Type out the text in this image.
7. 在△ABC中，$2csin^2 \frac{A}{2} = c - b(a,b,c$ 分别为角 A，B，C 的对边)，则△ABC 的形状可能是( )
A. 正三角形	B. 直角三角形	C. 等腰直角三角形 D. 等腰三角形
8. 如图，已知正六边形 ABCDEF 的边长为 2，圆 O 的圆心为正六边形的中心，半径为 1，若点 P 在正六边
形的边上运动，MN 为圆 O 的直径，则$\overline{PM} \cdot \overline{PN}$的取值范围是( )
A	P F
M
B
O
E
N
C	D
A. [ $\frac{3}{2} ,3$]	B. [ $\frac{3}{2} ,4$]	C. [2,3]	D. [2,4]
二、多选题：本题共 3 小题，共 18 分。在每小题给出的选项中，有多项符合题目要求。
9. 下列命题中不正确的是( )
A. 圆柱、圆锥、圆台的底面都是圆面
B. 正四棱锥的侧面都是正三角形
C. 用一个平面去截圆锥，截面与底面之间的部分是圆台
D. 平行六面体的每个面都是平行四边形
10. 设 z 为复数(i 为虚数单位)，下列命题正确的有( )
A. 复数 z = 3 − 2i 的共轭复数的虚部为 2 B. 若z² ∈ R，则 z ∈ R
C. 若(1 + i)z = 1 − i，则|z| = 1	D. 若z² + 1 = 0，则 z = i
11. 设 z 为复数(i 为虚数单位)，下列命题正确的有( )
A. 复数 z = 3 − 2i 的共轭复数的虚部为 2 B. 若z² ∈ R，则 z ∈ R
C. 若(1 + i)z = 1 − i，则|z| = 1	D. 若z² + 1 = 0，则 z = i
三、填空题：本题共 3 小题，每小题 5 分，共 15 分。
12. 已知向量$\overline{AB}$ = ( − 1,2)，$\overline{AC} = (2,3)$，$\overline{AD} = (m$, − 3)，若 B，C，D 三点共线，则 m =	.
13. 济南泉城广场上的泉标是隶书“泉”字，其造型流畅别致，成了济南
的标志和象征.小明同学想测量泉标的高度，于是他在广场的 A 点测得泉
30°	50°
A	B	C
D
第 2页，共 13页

### Task directions
Your task is to reproduce the whole listing exactly.

### Worked solution
Type out the text in this image.
7. 在△ABC中，$2csin^2 \frac{A}{2} = c - b(a,b,c$ 分别为角 A，B，C 的对边)，则△ABC 的形状可能是( )
A. 正三角形	B. 直角三角形	C. 等腰直角三角形 D. 等腰三角形
8. 如图，已知正六边形 ABCDEF 的边长为 2，圆 O 的圆心为正六边形的中心，半径为 1，若点 P 在正六边
形的边上运动，MN 为圆 O 的直径，则$\overline{PM} \cdot \overline{PN}$的取值范围是( )
A	P F
M
B
O
E
N
C	D
A. [ $\frac{3}{2} ,3$]	B. [ $\frac{3}{2} ,4$]	C. [2,3]	D. [2,4]
二、多选题：本题共 3 小题，共 18 分。在每小题给出的选项中，有多项符合题目要求。
9. 下列命题中不正确的是( )
A. 圆柱、圆锥、圆台的底面都是圆面
B. 正四棱锥的侧面都是正三角形
C. 用一个平面去截圆锥，截面与底面之间的部分是圆台
D. 平行六面体的每个面都是平行四边形
10. 设 z 为复数(i 为虚数单位)，下列命题正确的有( )
A. 复数 z = 3 − 2i 的共轭复数的虚部为 2 B. 若z² ∈ R，则 z ∈ R
C. 若(1 + i)z = 1 − i，则|z| = 1	D. 若z² + 1 = 0，则 z = i
11. 设 z 为复数(i 为虚数单位)，下列命题正确的有( )
A. 复数 z = 3 − 2i 的共轭复数的虚部为 2 B. 若z² ∈ R，则 z ∈ R
C. 若(1 + i)z = 1 − i，则|z| = 1	D. 若z² + 1 = 0，则 z = i
三、填空题：本题共 3 小题，每小题 5 分，共 15 分。
12. 已知向量$\overline{AB}$ = ( − 1,2)，$\overline{AC} = (2,3)$，$\overline{AD} = (m$, − 3)，若 B，C，D 三点共线，则 m =	.
13. 济南泉城广场上的泉标是隶书“泉”字，其造型流畅别致，成了济南
的标志和象征.小明同学想测量泉标的高度，于是他在广场的 A 点测得泉
30°	50°
A	B	C
D
第 2页，共 13页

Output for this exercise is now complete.